Task requirements: Your task is to copy each line that has the word "uploadlabs".

Excerpted data:
----------------------------------------

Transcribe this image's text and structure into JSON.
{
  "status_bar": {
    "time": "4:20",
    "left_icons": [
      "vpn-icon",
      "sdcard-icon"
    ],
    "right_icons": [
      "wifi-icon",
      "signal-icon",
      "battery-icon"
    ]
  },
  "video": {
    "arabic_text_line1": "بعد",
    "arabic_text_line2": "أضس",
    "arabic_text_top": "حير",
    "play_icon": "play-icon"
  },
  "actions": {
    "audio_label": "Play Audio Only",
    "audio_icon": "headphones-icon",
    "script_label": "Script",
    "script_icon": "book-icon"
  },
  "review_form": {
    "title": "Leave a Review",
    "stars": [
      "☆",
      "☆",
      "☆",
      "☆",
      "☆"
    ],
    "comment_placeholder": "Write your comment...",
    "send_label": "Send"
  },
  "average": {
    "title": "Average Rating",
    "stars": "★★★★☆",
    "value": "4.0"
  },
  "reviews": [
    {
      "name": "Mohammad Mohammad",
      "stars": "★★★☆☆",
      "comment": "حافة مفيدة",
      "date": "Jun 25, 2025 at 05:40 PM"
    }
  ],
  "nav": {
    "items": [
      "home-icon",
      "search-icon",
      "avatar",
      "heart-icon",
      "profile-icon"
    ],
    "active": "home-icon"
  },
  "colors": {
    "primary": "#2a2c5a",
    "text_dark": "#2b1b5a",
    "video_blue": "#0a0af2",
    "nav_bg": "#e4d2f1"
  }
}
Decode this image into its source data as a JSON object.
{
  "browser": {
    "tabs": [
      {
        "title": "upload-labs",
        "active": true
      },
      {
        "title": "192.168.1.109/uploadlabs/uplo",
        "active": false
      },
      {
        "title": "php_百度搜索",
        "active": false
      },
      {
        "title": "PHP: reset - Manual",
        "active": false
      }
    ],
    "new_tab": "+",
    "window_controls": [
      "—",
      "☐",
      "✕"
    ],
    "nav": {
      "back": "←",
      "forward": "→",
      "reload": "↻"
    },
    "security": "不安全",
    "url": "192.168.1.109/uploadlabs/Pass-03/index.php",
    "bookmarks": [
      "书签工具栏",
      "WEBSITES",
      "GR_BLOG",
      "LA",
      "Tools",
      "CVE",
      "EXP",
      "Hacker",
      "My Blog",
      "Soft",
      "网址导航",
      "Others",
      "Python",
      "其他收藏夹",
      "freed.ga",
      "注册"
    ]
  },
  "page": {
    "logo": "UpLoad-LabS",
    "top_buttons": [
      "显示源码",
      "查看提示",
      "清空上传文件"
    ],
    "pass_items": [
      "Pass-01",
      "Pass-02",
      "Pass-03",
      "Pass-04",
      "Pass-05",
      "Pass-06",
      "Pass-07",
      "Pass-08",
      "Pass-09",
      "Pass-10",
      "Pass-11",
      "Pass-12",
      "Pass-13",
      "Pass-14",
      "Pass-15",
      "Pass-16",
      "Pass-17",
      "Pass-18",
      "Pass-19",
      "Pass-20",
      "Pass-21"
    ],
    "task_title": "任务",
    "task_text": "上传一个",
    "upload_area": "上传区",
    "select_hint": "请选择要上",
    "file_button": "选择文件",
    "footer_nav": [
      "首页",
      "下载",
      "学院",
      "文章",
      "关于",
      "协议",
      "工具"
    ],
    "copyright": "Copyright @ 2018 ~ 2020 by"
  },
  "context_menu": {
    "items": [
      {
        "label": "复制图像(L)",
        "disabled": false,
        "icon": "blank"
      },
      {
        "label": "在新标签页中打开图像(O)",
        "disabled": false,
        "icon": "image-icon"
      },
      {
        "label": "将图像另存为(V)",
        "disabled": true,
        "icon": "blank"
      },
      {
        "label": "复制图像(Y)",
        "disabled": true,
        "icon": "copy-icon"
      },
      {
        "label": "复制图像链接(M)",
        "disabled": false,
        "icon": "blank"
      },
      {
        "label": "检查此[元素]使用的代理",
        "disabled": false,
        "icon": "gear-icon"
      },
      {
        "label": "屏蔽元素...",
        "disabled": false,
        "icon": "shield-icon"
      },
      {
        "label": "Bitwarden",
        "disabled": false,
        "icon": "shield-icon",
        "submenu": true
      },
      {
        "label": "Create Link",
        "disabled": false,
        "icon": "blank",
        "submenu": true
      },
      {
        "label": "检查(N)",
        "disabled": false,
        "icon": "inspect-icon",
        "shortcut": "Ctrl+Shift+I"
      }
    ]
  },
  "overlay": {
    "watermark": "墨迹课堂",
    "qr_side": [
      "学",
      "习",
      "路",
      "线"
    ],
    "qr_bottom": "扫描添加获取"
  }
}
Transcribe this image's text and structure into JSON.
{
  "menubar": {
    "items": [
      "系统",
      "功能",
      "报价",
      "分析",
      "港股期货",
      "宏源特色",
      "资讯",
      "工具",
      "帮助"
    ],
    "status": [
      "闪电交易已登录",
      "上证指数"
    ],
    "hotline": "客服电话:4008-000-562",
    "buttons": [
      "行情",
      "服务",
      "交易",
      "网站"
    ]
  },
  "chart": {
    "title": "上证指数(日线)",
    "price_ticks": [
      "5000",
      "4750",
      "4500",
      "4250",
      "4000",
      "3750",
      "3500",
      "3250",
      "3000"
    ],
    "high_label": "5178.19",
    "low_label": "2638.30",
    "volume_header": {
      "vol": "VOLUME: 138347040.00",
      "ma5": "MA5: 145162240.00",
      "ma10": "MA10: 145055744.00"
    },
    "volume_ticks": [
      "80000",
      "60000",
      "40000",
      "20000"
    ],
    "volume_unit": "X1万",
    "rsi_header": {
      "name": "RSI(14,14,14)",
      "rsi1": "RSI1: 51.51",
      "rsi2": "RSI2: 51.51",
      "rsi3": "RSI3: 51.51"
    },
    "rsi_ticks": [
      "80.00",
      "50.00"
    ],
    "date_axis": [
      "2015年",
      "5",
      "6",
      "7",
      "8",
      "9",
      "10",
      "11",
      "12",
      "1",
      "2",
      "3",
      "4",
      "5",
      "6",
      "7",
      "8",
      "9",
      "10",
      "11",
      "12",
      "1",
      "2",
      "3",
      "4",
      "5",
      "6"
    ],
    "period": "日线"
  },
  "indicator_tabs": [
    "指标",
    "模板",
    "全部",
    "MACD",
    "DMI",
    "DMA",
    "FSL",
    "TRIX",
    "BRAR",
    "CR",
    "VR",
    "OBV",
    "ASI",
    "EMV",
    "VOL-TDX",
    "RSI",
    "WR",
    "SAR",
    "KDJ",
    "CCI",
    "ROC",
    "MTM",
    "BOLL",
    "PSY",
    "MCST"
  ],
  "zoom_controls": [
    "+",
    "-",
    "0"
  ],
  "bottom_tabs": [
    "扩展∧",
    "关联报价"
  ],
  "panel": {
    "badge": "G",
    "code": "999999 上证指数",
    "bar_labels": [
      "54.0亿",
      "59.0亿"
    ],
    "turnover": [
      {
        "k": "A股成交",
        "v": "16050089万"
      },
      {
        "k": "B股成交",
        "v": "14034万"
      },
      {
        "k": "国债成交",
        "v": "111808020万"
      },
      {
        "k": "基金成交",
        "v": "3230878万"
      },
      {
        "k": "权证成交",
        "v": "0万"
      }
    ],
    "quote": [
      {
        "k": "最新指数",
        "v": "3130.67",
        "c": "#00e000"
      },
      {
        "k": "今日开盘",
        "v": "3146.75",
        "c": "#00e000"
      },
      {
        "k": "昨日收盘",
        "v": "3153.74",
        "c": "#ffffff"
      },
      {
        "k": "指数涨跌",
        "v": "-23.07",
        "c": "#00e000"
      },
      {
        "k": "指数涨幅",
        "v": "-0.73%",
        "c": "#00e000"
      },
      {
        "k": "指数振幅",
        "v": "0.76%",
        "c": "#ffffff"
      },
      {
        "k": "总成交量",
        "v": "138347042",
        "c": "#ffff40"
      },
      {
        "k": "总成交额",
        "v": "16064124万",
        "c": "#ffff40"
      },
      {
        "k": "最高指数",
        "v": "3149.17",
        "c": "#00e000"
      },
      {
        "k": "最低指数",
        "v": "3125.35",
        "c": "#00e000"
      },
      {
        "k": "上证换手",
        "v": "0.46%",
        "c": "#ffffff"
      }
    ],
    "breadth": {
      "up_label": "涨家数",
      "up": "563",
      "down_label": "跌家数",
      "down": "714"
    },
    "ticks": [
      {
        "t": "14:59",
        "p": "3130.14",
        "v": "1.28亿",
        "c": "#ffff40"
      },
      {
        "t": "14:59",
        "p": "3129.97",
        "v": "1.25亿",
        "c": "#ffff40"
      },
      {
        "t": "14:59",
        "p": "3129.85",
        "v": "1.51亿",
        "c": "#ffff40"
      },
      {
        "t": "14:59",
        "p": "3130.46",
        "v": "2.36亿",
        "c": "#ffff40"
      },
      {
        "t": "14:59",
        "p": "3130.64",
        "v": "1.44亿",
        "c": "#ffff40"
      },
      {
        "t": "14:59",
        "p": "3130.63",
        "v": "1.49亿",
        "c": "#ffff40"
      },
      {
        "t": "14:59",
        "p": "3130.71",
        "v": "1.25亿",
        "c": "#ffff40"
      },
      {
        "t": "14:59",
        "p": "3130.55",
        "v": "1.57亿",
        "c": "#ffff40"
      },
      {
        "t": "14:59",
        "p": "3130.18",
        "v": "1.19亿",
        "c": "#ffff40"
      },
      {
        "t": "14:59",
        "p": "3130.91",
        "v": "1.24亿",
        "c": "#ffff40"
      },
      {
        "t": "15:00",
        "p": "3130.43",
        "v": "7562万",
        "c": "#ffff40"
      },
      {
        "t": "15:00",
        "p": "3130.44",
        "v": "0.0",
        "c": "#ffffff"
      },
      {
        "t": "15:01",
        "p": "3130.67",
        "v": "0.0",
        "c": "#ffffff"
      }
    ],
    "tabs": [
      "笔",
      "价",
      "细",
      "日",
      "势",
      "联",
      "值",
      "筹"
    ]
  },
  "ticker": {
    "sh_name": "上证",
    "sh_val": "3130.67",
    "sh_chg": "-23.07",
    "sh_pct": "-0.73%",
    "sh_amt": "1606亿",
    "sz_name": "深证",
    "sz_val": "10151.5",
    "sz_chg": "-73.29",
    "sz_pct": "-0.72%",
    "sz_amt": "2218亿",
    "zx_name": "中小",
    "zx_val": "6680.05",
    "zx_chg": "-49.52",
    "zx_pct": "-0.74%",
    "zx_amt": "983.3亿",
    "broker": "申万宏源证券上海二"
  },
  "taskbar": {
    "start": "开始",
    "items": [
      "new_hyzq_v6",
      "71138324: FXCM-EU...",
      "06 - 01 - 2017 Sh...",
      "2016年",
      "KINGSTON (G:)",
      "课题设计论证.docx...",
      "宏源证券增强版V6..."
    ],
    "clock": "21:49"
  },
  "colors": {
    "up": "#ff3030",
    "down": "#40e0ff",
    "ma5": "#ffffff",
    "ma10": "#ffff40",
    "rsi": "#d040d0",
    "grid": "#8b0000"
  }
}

----------------------------------------

Solution:
        "title": "192.168.1.109/uploadlabs/uplo",
    "url": "192.168.1.109/uploadlabs/Pass-03/index.php",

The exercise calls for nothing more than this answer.